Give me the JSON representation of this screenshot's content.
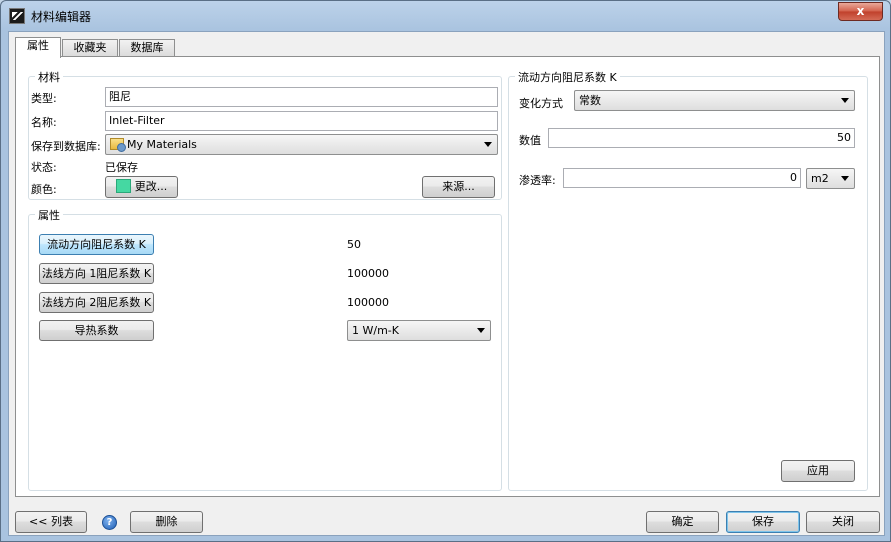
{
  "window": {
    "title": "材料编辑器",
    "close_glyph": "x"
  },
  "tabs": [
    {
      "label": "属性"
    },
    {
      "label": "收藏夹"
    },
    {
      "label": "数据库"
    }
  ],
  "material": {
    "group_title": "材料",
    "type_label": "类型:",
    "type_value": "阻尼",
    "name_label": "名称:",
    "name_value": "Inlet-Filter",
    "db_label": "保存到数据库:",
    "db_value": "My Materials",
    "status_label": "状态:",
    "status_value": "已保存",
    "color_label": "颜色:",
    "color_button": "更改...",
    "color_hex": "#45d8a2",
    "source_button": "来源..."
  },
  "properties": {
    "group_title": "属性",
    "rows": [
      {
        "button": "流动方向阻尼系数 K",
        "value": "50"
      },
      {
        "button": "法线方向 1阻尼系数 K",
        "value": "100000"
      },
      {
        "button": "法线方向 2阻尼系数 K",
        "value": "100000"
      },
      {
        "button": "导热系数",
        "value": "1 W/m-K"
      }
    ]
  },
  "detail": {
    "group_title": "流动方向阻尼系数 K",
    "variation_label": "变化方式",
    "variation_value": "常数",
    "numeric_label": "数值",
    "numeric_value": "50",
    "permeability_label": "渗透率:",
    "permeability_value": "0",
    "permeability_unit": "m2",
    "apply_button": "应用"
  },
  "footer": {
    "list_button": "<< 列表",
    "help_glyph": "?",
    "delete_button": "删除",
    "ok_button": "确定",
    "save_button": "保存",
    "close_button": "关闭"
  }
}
* * *
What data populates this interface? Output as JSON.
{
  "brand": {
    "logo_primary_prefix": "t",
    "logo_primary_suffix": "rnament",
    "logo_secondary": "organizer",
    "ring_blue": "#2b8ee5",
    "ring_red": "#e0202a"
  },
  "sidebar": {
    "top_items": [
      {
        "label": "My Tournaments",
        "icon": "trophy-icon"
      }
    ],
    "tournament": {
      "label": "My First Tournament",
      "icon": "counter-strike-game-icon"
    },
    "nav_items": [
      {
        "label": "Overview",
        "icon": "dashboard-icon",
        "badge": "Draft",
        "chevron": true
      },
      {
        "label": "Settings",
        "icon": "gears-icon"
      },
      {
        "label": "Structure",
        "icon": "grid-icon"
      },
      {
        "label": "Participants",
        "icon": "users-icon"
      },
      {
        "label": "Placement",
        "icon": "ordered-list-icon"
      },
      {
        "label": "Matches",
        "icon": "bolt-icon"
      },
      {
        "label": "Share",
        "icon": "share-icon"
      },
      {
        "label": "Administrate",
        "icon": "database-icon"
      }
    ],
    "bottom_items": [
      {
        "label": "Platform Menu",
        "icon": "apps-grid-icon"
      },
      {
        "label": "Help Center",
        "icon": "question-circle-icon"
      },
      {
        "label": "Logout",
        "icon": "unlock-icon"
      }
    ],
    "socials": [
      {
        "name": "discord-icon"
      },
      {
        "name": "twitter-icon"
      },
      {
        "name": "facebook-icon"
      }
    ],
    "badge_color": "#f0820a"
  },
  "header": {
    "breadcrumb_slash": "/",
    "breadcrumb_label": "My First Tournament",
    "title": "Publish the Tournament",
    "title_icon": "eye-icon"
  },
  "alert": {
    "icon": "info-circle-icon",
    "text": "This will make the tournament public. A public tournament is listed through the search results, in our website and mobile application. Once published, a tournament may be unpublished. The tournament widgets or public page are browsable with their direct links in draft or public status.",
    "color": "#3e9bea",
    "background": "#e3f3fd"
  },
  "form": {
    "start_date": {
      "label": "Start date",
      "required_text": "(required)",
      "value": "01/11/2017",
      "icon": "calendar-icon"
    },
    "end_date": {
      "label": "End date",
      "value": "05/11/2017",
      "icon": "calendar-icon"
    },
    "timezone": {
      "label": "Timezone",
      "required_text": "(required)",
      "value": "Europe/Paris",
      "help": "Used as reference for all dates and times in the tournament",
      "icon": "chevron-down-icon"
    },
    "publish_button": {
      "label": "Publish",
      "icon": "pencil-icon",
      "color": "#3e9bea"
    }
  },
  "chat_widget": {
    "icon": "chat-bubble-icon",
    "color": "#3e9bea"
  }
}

> _Aim of the task_:
Copy each line of the entries that includes the word "流动方向阻尼系数".

> _Solution_:
        "button": "流动方向阻尼系数 K",
    "group_title": "流动方向阻尼系数 K",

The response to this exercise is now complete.